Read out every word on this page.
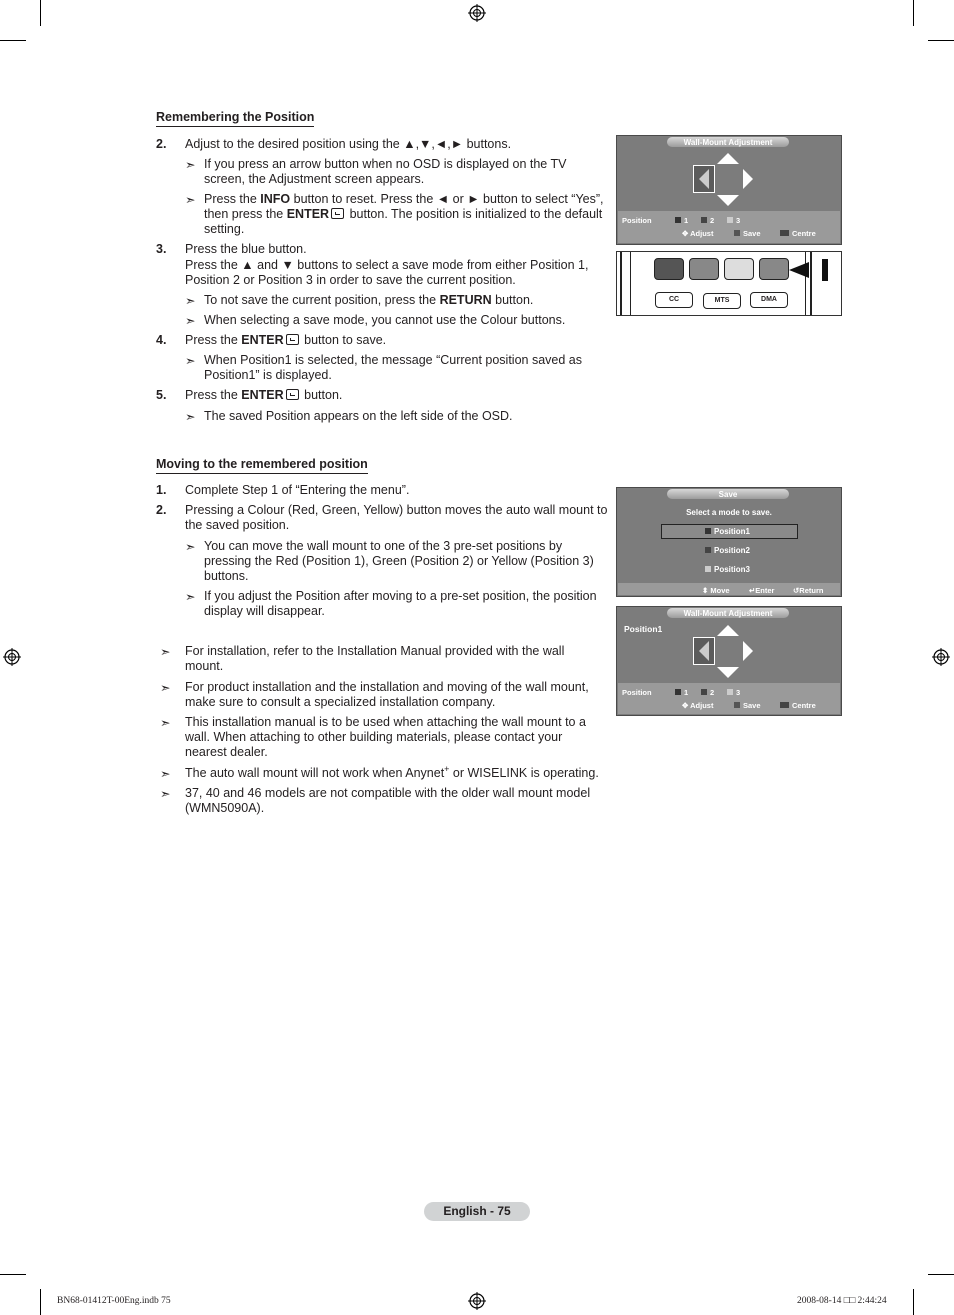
Remembering the Position
2. Adjust to the desired position using the ▲,▼,◄,► buttons.

➣ If you press an arrow button when no OSD is displayed on the TV screen, the Adjustment screen appears.

➣ Press the INFO button to reset. Press the ◄ or ► button to select “Yes”, then press the ENTER button. The position is initialized to the default setting.

3. Press the blue button.

Press the ▲ and ▼ buttons to select a save mode from either Position 1, Position 2 or Position 3 in order to save the current position.

➣ To not save the current position, press the RETURN button.

➣ When selecting a save mode, you cannot use the Colour buttons.

4. Press the ENTER button to save.

➣ When Position1 is selected, the message “Current position saved as Position1” is displayed.

5. Press the ENTER button.

➣ The saved Position appears on the left side of the OSD.

Moving to the remembered position
1. Complete Step 1 of “Entering the menu”.

2. Pressing a Colour (Red, Green, Yellow) button moves the auto wall mount to the saved position.

➣ You can move the wall mount to one of the 3 pre-set positions by pressing the Red (Position 1), Green (Position 2) or Yellow (Position 3) buttons.

➣ If you adjust the Position after moving to a pre-set position, the position display will disappear.

➣ For installation, refer to the Installation Manual provided with the wall mount.

➣ For product installation and the installation and moving of the wall mount, make sure to consult a specialized installation company.

➣ This installation manual is to be used when attaching the wall mount to a wall. When attaching to other building materials, please contact your nearest dealer.

➣ The auto wall mount will not work when Anynet+ or WISELINK is operating.

➣ 37, 40 and 46 models are not compatible with the older wall mount model (WMN5090A).

Wall-Mount Adjustment
Position	1	2	3
✥ Adjust	Save	Centre
CC	MTS	DMA
Save
Select a mode to save.
Position1
Position2
Position3
⬍ Move	↵Enter ↺Return
Wall-Mount Adjustment
Position1
Position	1	2	3
✥ Adjust	Save	Centre
English - 75
BN68-01412T-00Eng.indb 75	2008-08-14 □□ 2:44:24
────────────────────────────────────────
[Goal] Look for "auto" and pull out every line that has it.

[Task result]
2. Pressing a Colour (Red, Green, Yellow) button moves the auto wall mount to the saved position.
➣ The auto wall mount will not work when Anynet+ or WISELINK is operating.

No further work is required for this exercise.